### Given information
+++

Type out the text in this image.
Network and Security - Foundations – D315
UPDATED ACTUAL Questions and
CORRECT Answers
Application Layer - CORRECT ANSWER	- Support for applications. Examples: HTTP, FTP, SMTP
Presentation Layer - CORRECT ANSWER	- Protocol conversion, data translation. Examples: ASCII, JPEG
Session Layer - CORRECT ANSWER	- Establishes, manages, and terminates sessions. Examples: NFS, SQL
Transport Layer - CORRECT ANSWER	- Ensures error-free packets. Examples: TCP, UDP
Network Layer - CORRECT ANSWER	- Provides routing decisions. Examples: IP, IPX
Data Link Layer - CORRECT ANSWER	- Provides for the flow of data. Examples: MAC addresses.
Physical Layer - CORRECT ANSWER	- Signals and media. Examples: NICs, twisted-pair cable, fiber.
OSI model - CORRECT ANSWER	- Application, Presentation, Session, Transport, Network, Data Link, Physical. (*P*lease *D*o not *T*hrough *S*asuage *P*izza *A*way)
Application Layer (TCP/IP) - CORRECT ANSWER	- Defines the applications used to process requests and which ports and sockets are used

+++

### Exercise directions
Write every entry out again exactly.

### Written answer
Type out the text in this image.
Network and Security - Foundations – D315
UPDATED ACTUAL Questions and
CORRECT Answers
Application Layer - CORRECT ANSWER	- Support for applications. Examples: HTTP, FTP, SMTP
Presentation Layer - CORRECT ANSWER	- Protocol conversion, data translation. Examples: ASCII, JPEG
Session Layer - CORRECT ANSWER	- Establishes, manages, and terminates sessions. Examples: NFS, SQL
Transport Layer - CORRECT ANSWER	- Ensures error-free packets. Examples: TCP, UDP
Network Layer - CORRECT ANSWER	- Provides routing decisions. Examples: IP, IPX
Data Link Layer - CORRECT ANSWER	- Provides for the flow of data. Examples: MAC addresses.
Physical Layer - CORRECT ANSWER	- Signals and media. Examples: NICs, twisted-pair cable, fiber.
OSI model - CORRECT ANSWER	- Application, Presentation, Session, Transport, Network, Data Link, Physical. (*P*lease *D*o not *T*hrough *S*asuage *P*izza *A*way)
Application Layer (TCP/IP) - CORRECT ANSWER	- Defines the applications used to process requests and which ports and sockets are used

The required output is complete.